*Task prompt*: The listing below should be copied in full, word for word.

Dataset rows about figures:
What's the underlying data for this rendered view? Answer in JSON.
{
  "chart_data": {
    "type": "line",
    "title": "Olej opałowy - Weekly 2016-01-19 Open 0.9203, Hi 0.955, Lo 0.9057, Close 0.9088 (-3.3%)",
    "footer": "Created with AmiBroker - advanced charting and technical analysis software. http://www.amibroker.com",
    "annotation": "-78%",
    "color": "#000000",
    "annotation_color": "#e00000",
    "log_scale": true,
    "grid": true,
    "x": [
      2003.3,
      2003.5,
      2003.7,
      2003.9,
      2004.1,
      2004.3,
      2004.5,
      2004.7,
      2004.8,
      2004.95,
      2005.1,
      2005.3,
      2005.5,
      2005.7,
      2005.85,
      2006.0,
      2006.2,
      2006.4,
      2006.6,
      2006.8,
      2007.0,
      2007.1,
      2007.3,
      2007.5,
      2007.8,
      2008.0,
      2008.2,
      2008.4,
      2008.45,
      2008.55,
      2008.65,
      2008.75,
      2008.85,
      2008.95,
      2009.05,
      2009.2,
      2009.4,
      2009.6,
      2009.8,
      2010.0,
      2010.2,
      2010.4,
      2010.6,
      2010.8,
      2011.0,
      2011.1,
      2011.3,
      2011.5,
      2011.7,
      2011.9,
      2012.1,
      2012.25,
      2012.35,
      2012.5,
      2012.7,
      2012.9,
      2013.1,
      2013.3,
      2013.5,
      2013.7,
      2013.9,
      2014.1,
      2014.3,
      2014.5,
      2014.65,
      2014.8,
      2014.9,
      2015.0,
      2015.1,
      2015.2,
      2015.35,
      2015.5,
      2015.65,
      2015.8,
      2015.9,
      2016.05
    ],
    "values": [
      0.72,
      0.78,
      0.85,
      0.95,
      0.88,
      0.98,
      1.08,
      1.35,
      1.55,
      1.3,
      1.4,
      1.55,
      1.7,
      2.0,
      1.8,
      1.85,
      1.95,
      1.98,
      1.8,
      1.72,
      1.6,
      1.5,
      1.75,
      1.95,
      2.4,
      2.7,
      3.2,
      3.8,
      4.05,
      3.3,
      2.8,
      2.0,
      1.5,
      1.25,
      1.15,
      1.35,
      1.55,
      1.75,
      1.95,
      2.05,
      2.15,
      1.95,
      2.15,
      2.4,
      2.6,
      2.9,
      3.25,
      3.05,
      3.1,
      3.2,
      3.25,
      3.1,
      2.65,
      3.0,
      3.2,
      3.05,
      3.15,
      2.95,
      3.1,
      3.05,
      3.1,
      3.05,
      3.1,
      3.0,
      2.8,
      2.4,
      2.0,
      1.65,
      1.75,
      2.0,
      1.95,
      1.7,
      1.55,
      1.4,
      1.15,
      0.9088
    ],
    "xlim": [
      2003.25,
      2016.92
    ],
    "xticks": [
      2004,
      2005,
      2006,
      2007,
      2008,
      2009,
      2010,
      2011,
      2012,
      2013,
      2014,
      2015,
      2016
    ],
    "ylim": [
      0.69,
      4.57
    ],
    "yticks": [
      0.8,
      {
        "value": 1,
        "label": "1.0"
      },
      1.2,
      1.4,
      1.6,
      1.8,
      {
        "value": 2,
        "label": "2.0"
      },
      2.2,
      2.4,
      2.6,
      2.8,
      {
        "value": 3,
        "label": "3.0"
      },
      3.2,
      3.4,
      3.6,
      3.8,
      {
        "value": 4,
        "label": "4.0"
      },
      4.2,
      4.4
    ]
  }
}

*Result of the exercise*:
What's the underlying data for this rendered view? Answer in JSON.
{
  "chart_data": {
    "type": "line",
    "title": "Olej opałowy - Weekly 2016-01-19 Open 0.9203, Hi 0.955, Lo 0.9057, Close 0.9088 (-3.3%)",
    "footer": "Created with AmiBroker - advanced charting and technical analysis software. http://www.amibroker.com",
    "annotation": "-78%",
    "color": "#000000",
    "annotation_color": "#e00000",
    "log_scale": true,
    "grid": true,
    "x": [
      2003.3,
      2003.5,
      2003.7,
      2003.9,
      2004.1,
      2004.3,
      2004.5,
      2004.7,
      2004.8,
      2004.95,
      2005.1,
      2005.3,
      2005.5,
      2005.7,
      2005.85,
      2006.0,
      2006.2,
      2006.4,
      2006.6,
      2006.8,
      2007.0,
      2007.1,
      2007.3,
      2007.5,
      2007.8,
      2008.0,
      2008.2,
      2008.4,
      2008.45,
      2008.55,
      2008.65,
      2008.75,
      2008.85,
      2008.95,
      2009.05,
      2009.2,
      2009.4,
      2009.6,
      2009.8,
      2010.0,
      2010.2,
      2010.4,
      2010.6,
      2010.8,
      2011.0,
      2011.1,
      2011.3,
      2011.5,
      2011.7,
      2011.9,
      2012.1,
      2012.25,
      2012.35,
      2012.5,
      2012.7,
      2012.9,
      2013.1,
      2013.3,
      2013.5,
      2013.7,
      2013.9,
      2014.1,
      2014.3,
      2014.5,
      2014.65,
      2014.8,
      2014.9,
      2015.0,
      2015.1,
      2015.2,
      2015.35,
      2015.5,
      2015.65,
      2015.8,
      2015.9,
      2016.05
    ],
    "values": [
      0.72,
      0.78,
      0.85,
      0.95,
      0.88,
      0.98,
      1.08,
      1.35,
      1.55,
      1.3,
      1.4,
      1.55,
      1.7,
      2.0,
      1.8,
      1.85,
      1.95,
      1.98,
      1.8,
      1.72,
      1.6,
      1.5,
      1.75,
      1.95,
      2.4,
      2.7,
      3.2,
      3.8,
      4.05,
      3.3,
      2.8,
      2.0,
      1.5,
      1.25,
      1.15,
      1.35,
      1.55,
      1.75,
      1.95,
      2.05,
      2.15,
      1.95,
      2.15,
      2.4,
      2.6,
      2.9,
      3.25,
      3.05,
      3.1,
      3.2,
      3.25,
      3.1,
      2.65,
      3.0,
      3.2,
      3.05,
      3.15,
      2.95,
      3.1,
      3.05,
      3.1,
      3.05,
      3.1,
      3.0,
      2.8,
      2.4,
      2.0,
      1.65,
      1.75,
      2.0,
      1.95,
      1.7,
      1.55,
      1.4,
      1.15,
      0.9088
    ],
    "xlim": [
      2003.25,
      2016.92
    ],
    "xticks": [
      2004,
      2005,
      2006,
      2007,
      2008,
      2009,
      2010,
      2011,
      2012,
      2013,
      2014,
      2015,
      2016
    ],
    "ylim": [
      0.69,
      4.57
    ],
    "yticks": [
      0.8,
      {
        "value": 1,
        "label": "1.0"
      },
      1.2,
      1.4,
      1.6,
      1.8,
      {
        "value": 2,
        "label": "2.0"
      },
      2.2,
      2.4,
      2.6,
      2.8,
      {
        "value": 3,
        "label": "3.0"
      },
      3.2,
      3.4,
      3.6,
      3.8,
      {
        "value": 4,
        "label": "4.0"
      },
      4.2,
      4.4
    ]
  }
}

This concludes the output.